- SET PROBLEM -
Copy out the entries from the line with "- file-row[interactable]: colorui.dll" to the line with "- windows-start-icon[interactable]: [0, 728, 48, 768]", reproducing them character for character.

- DATASET CONTENT -
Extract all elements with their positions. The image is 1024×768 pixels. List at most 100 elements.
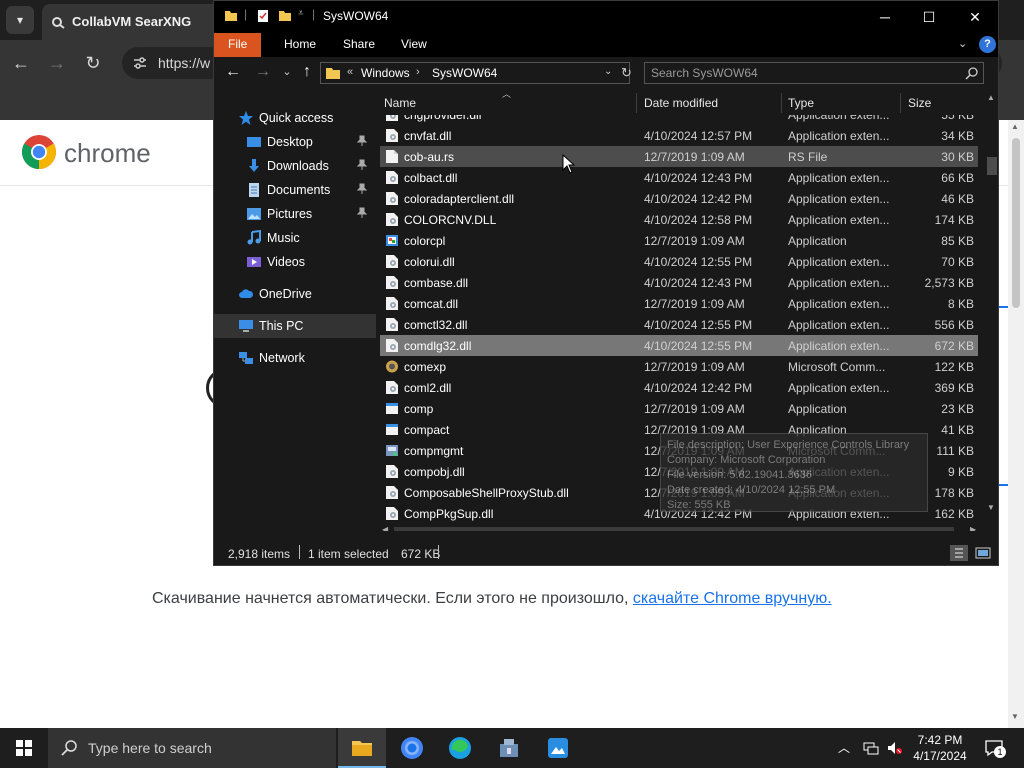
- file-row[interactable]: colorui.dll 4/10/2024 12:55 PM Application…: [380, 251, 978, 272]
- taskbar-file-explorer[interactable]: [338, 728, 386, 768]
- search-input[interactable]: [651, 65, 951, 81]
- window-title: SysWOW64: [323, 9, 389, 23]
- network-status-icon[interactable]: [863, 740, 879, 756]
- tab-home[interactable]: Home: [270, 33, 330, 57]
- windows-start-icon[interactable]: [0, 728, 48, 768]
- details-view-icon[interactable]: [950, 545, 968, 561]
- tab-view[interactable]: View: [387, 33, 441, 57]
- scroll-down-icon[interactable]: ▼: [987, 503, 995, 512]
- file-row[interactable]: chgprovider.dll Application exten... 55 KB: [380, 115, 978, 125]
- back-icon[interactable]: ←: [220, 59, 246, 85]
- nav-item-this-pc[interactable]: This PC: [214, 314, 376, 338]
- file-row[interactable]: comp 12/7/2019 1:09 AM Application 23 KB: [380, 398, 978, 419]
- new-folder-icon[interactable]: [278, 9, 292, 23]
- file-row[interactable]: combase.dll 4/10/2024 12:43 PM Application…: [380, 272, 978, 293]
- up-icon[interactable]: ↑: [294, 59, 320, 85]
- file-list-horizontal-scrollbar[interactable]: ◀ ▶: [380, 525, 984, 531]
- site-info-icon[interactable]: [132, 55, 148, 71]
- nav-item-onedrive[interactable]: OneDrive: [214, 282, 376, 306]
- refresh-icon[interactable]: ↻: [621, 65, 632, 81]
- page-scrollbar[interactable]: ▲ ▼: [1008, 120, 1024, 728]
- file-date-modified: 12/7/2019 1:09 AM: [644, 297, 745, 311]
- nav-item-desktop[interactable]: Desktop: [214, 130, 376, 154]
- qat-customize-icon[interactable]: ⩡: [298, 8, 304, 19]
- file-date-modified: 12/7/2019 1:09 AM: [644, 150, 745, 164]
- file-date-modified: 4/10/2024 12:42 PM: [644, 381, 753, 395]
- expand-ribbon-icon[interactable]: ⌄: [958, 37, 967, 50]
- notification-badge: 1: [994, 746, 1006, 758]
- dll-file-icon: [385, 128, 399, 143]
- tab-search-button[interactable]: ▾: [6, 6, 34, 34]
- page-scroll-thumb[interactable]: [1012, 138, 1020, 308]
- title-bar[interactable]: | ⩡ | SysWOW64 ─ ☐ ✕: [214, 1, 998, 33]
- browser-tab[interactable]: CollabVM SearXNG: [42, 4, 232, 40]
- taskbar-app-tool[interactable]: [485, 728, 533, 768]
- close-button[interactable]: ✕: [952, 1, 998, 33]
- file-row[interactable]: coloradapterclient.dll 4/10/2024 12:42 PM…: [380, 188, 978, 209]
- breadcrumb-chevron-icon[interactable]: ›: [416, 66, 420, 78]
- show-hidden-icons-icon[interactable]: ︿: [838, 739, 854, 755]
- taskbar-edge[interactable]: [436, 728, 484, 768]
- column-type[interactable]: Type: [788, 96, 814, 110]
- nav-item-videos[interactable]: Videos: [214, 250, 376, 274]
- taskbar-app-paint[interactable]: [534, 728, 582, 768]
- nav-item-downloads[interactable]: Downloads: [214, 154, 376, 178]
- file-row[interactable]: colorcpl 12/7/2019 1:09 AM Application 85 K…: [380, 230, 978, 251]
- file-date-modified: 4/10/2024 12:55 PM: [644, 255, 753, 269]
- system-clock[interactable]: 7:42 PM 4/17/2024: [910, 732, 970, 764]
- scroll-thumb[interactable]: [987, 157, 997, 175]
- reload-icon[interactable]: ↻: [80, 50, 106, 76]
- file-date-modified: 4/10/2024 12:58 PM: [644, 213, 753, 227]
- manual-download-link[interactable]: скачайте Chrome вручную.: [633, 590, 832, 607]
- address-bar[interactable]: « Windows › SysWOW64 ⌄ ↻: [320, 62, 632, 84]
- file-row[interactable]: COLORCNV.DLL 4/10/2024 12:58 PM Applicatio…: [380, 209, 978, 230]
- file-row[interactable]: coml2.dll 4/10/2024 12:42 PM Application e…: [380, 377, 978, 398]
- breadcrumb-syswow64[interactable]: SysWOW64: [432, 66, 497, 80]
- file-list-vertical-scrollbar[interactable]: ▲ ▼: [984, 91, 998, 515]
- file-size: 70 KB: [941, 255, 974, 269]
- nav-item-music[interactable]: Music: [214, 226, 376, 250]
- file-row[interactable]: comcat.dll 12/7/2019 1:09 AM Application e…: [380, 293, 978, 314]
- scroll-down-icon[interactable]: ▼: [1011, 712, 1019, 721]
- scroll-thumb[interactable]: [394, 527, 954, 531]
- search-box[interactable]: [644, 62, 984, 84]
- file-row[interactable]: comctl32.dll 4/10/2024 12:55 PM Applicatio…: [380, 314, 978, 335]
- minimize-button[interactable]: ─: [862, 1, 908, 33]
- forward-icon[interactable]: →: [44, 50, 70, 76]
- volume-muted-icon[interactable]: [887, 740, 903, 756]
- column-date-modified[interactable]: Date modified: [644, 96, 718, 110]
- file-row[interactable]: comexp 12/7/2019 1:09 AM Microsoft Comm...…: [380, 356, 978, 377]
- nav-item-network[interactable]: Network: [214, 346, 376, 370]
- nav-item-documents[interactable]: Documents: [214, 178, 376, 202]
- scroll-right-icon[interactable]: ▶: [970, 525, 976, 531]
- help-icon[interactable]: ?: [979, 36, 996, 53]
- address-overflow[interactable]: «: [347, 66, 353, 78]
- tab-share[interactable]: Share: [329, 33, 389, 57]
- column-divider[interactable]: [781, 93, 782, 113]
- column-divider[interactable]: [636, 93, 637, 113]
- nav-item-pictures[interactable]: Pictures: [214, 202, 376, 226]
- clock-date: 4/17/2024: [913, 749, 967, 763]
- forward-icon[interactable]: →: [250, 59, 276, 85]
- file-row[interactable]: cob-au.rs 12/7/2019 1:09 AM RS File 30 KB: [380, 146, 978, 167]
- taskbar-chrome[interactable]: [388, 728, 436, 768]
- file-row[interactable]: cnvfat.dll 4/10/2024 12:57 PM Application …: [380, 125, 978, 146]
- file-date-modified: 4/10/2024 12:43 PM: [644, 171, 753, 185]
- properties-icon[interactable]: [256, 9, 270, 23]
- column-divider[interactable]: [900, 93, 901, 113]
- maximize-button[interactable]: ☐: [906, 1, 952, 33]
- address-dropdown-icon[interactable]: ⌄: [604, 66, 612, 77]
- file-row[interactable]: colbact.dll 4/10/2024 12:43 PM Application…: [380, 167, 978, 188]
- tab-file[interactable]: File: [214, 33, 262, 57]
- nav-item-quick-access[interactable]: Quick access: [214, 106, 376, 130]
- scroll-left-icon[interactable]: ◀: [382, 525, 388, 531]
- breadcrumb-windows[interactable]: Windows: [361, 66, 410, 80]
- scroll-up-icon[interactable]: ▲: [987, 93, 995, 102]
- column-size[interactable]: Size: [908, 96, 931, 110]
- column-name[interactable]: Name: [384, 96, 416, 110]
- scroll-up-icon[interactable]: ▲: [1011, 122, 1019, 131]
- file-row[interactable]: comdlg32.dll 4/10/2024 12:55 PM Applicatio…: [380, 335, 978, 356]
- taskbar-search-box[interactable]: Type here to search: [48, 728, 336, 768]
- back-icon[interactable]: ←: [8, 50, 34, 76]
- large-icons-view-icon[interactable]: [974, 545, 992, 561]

- SOLUTION -
- file-row[interactable]: colorui.dll 4/10/2024 12:55 PM Application…: [380, 251, 978, 272]
- taskbar-file-explorer[interactable]: [338, 728, 386, 768]
- search-input[interactable]: [651, 65, 951, 81]
- window-title: SysWOW64: [323, 9, 389, 23]
- network-status-icon[interactable]: [863, 740, 879, 756]
- tab-home[interactable]: Home: [270, 33, 330, 57]
- windows-start-icon[interactable]: [0, 728, 48, 768]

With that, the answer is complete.